### Written task
Rewrite the rows from the line with "confirm-button[interactable]: 确定 (250, 1022, 464, 1100)" to the line with "status-bar (0, 0, 720, 66)", changing every "corner-ornament" to "corner-decoration" and leaving everything else the same.

### Records provided
········

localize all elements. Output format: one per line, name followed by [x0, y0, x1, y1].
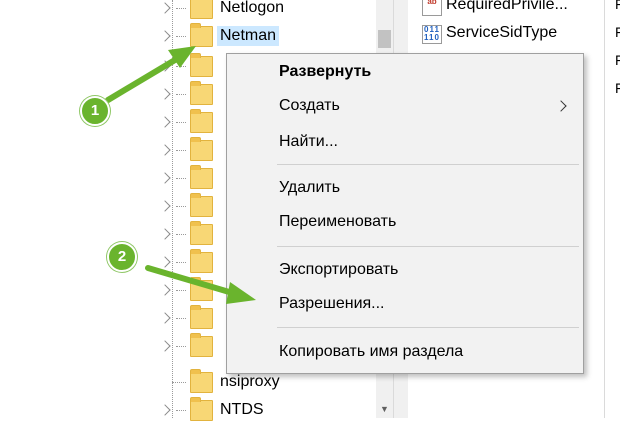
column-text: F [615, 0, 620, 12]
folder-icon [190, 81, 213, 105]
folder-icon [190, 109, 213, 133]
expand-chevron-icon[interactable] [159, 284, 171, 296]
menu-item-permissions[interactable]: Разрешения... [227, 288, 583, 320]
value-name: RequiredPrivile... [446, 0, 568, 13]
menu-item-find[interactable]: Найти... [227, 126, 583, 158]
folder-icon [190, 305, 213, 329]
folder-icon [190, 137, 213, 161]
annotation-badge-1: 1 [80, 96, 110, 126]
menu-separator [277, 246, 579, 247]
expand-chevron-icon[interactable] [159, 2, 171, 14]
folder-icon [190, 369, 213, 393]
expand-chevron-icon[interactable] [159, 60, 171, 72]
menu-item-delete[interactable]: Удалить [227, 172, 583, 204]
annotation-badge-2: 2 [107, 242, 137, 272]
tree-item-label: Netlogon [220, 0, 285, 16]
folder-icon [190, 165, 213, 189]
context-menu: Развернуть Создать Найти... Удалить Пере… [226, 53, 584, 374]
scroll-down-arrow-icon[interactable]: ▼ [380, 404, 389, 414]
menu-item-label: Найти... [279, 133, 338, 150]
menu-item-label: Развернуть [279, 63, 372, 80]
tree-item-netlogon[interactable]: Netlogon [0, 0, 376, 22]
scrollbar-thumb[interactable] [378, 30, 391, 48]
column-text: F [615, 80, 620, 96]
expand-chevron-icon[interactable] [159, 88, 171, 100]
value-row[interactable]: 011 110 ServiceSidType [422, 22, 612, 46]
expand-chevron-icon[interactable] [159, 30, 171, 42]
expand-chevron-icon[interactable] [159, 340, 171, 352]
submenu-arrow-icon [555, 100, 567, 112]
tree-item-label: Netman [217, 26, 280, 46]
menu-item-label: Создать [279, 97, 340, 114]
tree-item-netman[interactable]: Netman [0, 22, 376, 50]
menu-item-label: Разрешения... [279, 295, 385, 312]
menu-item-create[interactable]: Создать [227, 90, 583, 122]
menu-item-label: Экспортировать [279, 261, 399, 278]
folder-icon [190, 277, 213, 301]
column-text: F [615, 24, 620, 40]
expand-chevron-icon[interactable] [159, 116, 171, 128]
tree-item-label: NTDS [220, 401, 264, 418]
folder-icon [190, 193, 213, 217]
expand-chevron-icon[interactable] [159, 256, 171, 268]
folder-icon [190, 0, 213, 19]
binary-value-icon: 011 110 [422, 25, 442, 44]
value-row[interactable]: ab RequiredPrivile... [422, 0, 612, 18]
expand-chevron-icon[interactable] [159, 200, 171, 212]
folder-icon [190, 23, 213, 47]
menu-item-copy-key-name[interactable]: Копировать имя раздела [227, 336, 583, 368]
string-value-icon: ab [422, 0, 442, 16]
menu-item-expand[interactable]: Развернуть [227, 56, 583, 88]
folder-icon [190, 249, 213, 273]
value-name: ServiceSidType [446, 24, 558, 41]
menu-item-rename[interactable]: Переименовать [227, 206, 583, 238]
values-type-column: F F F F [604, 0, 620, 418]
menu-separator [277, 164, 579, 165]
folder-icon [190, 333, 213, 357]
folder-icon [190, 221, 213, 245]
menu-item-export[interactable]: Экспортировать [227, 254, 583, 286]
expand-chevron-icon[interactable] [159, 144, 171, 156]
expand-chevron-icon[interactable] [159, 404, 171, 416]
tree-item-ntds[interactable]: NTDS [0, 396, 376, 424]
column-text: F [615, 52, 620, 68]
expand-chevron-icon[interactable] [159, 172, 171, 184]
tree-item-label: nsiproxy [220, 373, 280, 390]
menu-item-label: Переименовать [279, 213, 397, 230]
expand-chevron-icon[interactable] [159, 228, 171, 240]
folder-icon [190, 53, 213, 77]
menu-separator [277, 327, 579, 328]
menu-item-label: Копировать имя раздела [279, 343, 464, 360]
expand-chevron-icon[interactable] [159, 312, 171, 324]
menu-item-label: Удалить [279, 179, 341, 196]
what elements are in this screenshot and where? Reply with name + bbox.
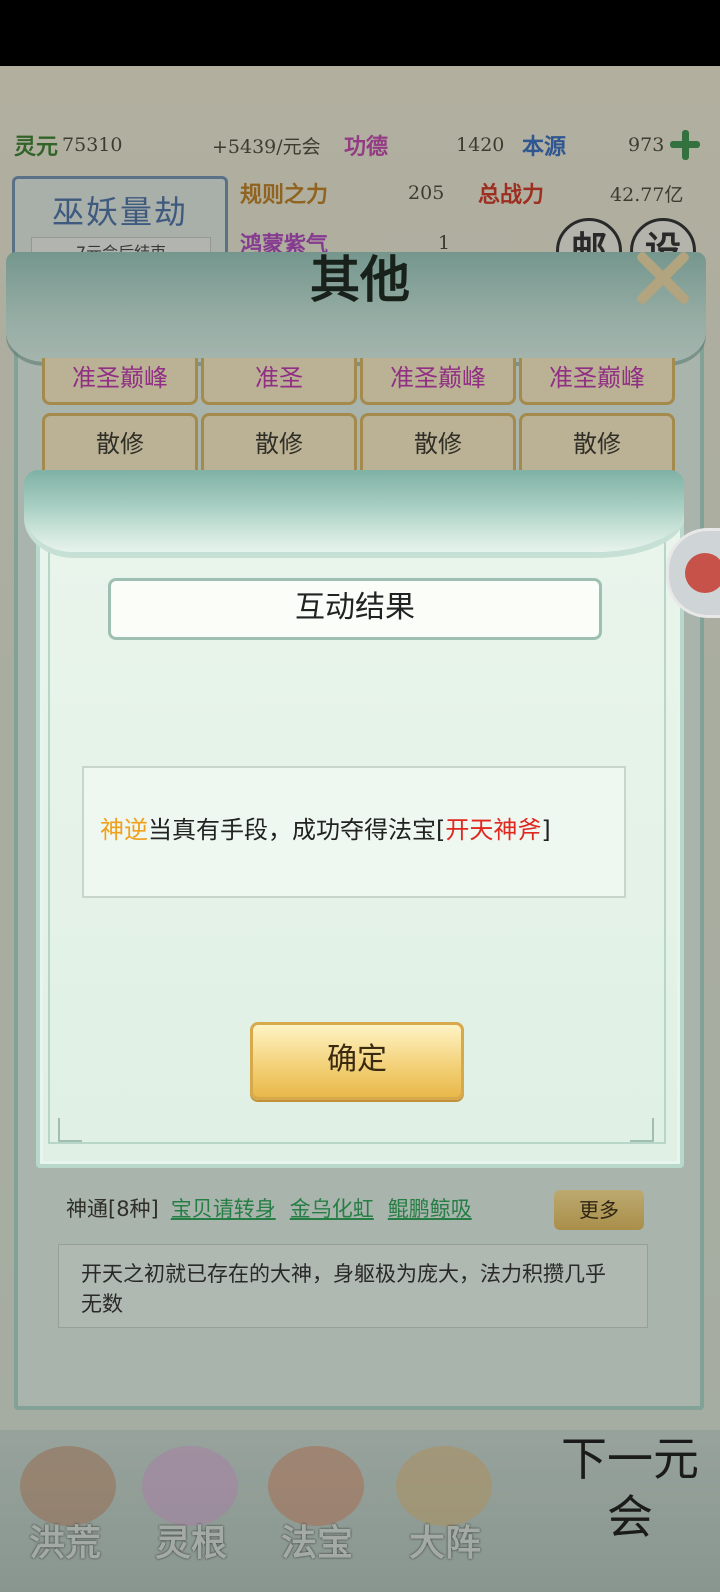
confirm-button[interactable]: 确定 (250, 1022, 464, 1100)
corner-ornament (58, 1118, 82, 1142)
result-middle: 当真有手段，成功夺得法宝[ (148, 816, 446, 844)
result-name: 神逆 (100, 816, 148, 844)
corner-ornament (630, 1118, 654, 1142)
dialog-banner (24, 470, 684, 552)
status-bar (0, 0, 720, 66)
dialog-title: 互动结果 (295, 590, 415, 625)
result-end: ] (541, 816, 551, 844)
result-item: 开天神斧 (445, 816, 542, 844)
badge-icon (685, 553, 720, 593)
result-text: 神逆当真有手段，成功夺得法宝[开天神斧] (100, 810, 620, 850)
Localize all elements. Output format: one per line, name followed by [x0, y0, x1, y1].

········

### Worked answer
confirm-button[interactable]: 确定 (250, 1022, 464, 1100)
corner-decoration (58, 1118, 82, 1142)
result-middle: 当真有手段，成功夺得法宝[ (148, 816, 446, 844)
result-name: 神逆 (100, 816, 148, 844)
corner-decoration (630, 1118, 654, 1142)
dialog-banner (24, 470, 684, 552)
status-bar (0, 0, 720, 66)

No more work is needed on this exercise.